'''

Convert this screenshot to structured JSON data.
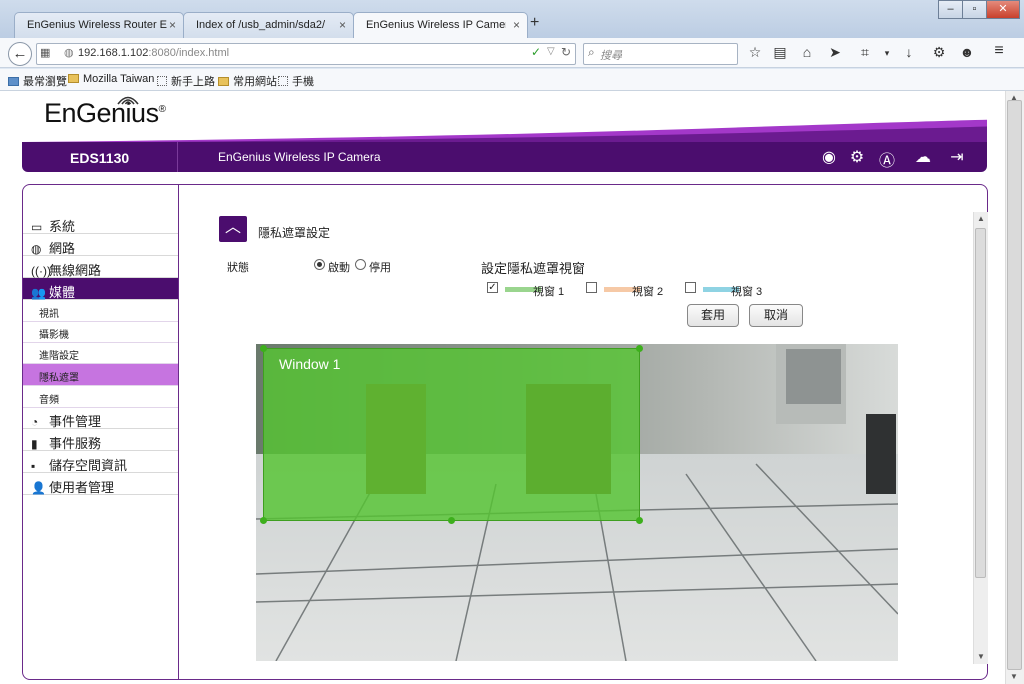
{
  "browser": {
    "tabs": [
      {
        "label": "EnGenius Wireless Router ES...",
        "active": false
      },
      {
        "label": "Index of /usb_admin/sda2/",
        "active": false
      },
      {
        "label": "EnGenius Wireless IP Camera",
        "active": true
      }
    ],
    "new_tab": "+",
    "url_host": "192.168.1.102",
    "url_port_path": ":8080/index.html",
    "search_placeholder": "搜尋",
    "bookmarks": [
      "最常瀏覽",
      "Mozilla Taiwan",
      "新手上路",
      "常用網站",
      "手機"
    ]
  },
  "header": {
    "logo": "EnGenius",
    "model": "EDS1130",
    "title": "EnGenius Wireless IP Camera"
  },
  "sidebar": {
    "items": [
      {
        "label": "系統",
        "icon": "monitor-icon"
      },
      {
        "label": "網路",
        "icon": "globe-icon"
      },
      {
        "label": "無線網路",
        "icon": "wireless-icon"
      },
      {
        "label": "媒體",
        "icon": "users-icon",
        "selected": true
      },
      {
        "label": "事件管理",
        "icon": "event-icon"
      },
      {
        "label": "事件服務",
        "icon": "server-icon"
      },
      {
        "label": "儲存空間資訊",
        "icon": "sdcard-icon"
      },
      {
        "label": "使用者管理",
        "icon": "user-icon"
      }
    ],
    "subitems": [
      {
        "label": "視訊"
      },
      {
        "label": "攝影機"
      },
      {
        "label": "進階設定"
      },
      {
        "label": "隱私遮罩",
        "selected": true
      },
      {
        "label": "音頻"
      }
    ]
  },
  "content": {
    "section_title": "隱私遮罩設定",
    "status_label": "狀態",
    "enable_label": "啟動",
    "disable_label": "停用",
    "mask_header": "設定隱私遮罩視窗",
    "windows": [
      {
        "label": "視窗 1",
        "checked": true,
        "color": "#9ad58e"
      },
      {
        "label": "視窗 2",
        "checked": false,
        "color": "#f6c9a6"
      },
      {
        "label": "視窗 3",
        "checked": false,
        "color": "#8fd3e3"
      }
    ],
    "apply_label": "套用",
    "cancel_label": "取消",
    "mask_window_label": "Window 1"
  },
  "colors": {
    "brand": "#4b0d6e",
    "submenu_selected": "#c674e0",
    "mask": "#56c432"
  }
}
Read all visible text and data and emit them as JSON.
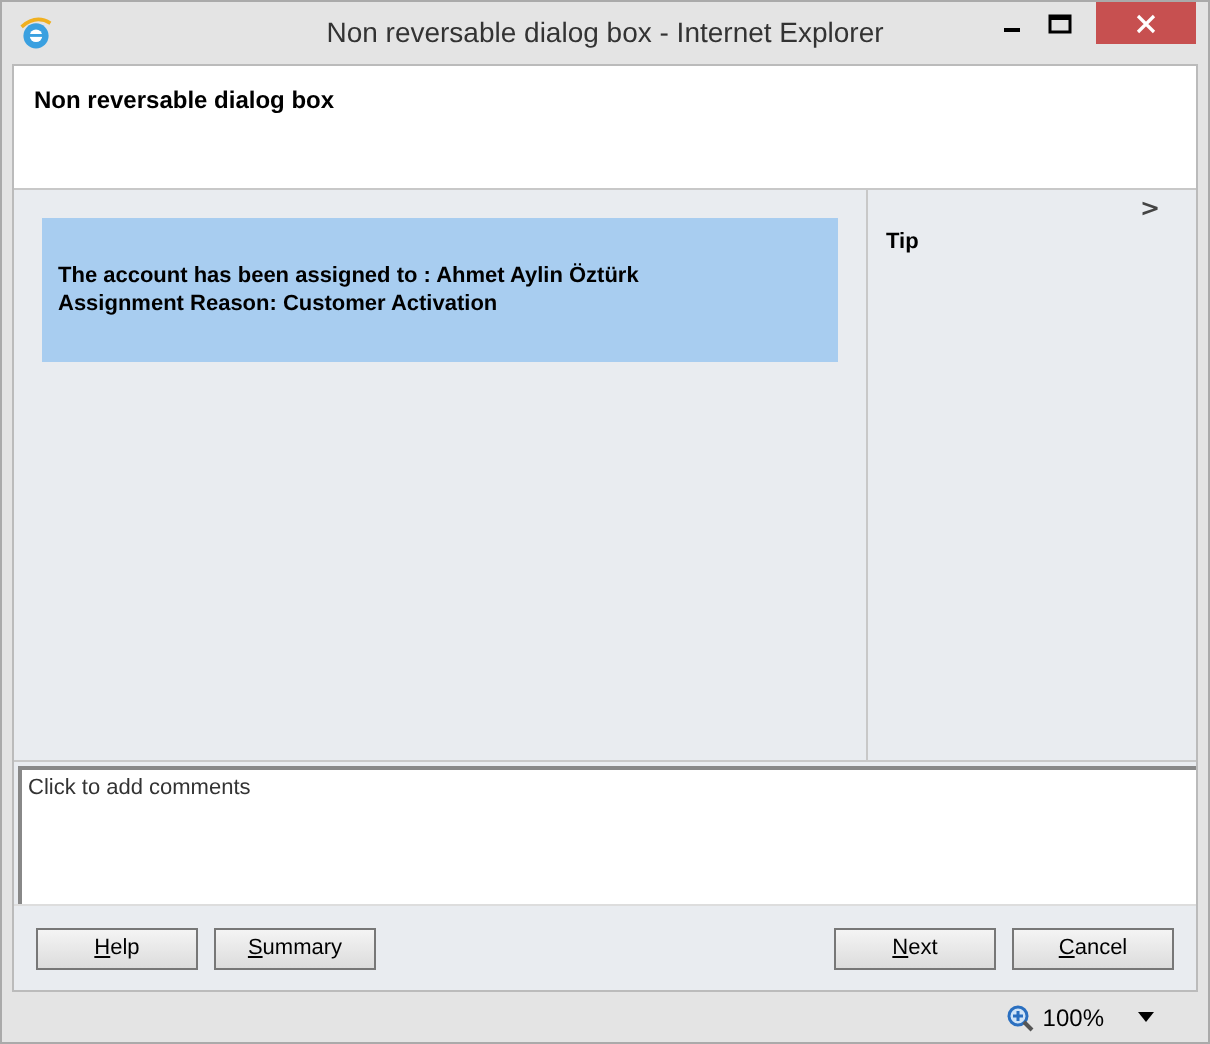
{
  "window": {
    "title": "Non reversable dialog box - Internet Explorer"
  },
  "header": {
    "title": "Non reversable dialog box"
  },
  "message": {
    "lines": [
      "The account has been assigned to : Ahmet Aylin Öztürk",
      "Assignment Reason: Customer Activation"
    ]
  },
  "tip_panel": {
    "title": "Tip",
    "expand_glyph": ">"
  },
  "comments": {
    "placeholder": "Click to add comments"
  },
  "buttons_left": [
    {
      "key": "H",
      "rest": "elp"
    },
    {
      "key": "S",
      "rest": "ummary"
    }
  ],
  "buttons_right": [
    {
      "key": "N",
      "rest": "ext"
    },
    {
      "key": "C",
      "rest": "ancel"
    }
  ],
  "status_bar": {
    "zoom": "100%"
  }
}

'''

§ **Work required**:
Extract, from the material above, each line holding the word "reversable".

§ **Final answer**:
    "title": "Non reversable dialog box - Internet Explorer"
    "title": "Non reversable dialog box"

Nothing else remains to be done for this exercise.